* _WHAT THE EXERCISE ASKS_
Below is a block of records; reproduce all of them exactly and leave out any pictures.

-- GIVEN DATA start --

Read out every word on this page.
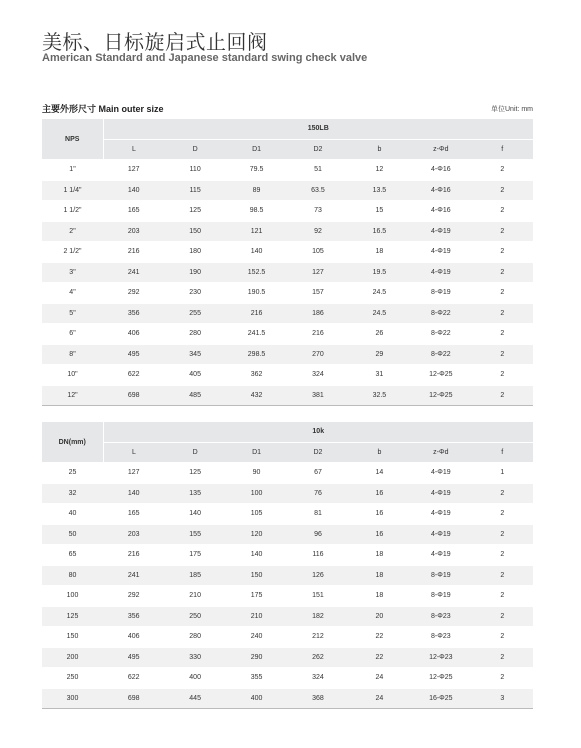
美标、日标旋启式止回阀
American Standard and Japanese standard swing check valve
主要外形尺寸 Main outer size	单位Unit: mm
NPS	150LB						
	L	D	D1	D2	b	z-Φd	f
1"	127	110	79.5	51	12	4-Φ16	2
1 1/4"	140	115	89	63.5	13.5	4-Φ16	2
1 1/2"	165	125	98.5	73	15	4-Φ16	2
2"	203	150	121	92	16.5	4-Φ19	2
2 1/2"	216	180	140	105	18	4-Φ19	2
3"	241	190	152.5	127	19.5	4-Φ19	2
4"	292	230	190.5	157	24.5	8-Φ19	2
5"	356	255	216	186	24.5	8-Φ22	2
6"	406	280	241.5	216	26	8-Φ22	2
8"	495	345	298.5	270	29	8-Φ22	2
10"	622	405	362	324	31	12-Φ25	2
12"	698	485	432	381	32.5	12-Φ25	2
DN(mm)	10k						
	L	D	D1	D2	b	z-Φd	f
25	127	125	90	67	14	4-Φ19	1
32	140	135	100	76	16	4-Φ19	2
40	165	140	105	81	16	4-Φ19	2
50	203	155	120	96	16	4-Φ19	2
65	216	175	140	116	18	4-Φ19	2
80	241	185	150	126	18	8-Φ19	2
100	292	210	175	151	18	8-Φ19	2
125	356	250	210	182	20	8-Φ23	2
150	406	280	240	212	22	8-Φ23	2
200	495	330	290	262	22	12-Φ23	2
250	622	400	355	324	24	12-Φ25	2
300	698	445	400	368	24	16-Φ25	3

-- GIVEN DATA end --

* _SOLVED PROBLEM_
Read out every word on this page.
美标、日标旋启式止回阀
American Standard and Japanese standard swing check valve
主要外形尺寸 Main outer size	单位Unit: mm
NPS	150LB						
	L	D	D1	D2	b	z-Φd	f
1"	127	110	79.5	51	12	4-Φ16	2
1 1/4"	140	115	89	63.5	13.5	4-Φ16	2
1 1/2"	165	125	98.5	73	15	4-Φ16	2
2"	203	150	121	92	16.5	4-Φ19	2
2 1/2"	216	180	140	105	18	4-Φ19	2
3"	241	190	152.5	127	19.5	4-Φ19	2
4"	292	230	190.5	157	24.5	8-Φ19	2
5"	356	255	216	186	24.5	8-Φ22	2
6"	406	280	241.5	216	26	8-Φ22	2
8"	495	345	298.5	270	29	8-Φ22	2
10"	622	405	362	324	31	12-Φ25	2
12"	698	485	432	381	32.5	12-Φ25	2
DN(mm)	10k						
	L	D	D1	D2	b	z-Φd	f
25	127	125	90	67	14	4-Φ19	1
32	140	135	100	76	16	4-Φ19	2
40	165	140	105	81	16	4-Φ19	2
50	203	155	120	96	16	4-Φ19	2
65	216	175	140	116	18	4-Φ19	2
80	241	185	150	126	18	8-Φ19	2
100	292	210	175	151	18	8-Φ19	2
125	356	250	210	182	20	8-Φ23	2
150	406	280	240	212	22	8-Φ23	2
200	495	330	290	262	22	12-Φ23	2
250	622	400	355	324	24	12-Φ25	2
300	698	445	400	368	24	16-Φ25	3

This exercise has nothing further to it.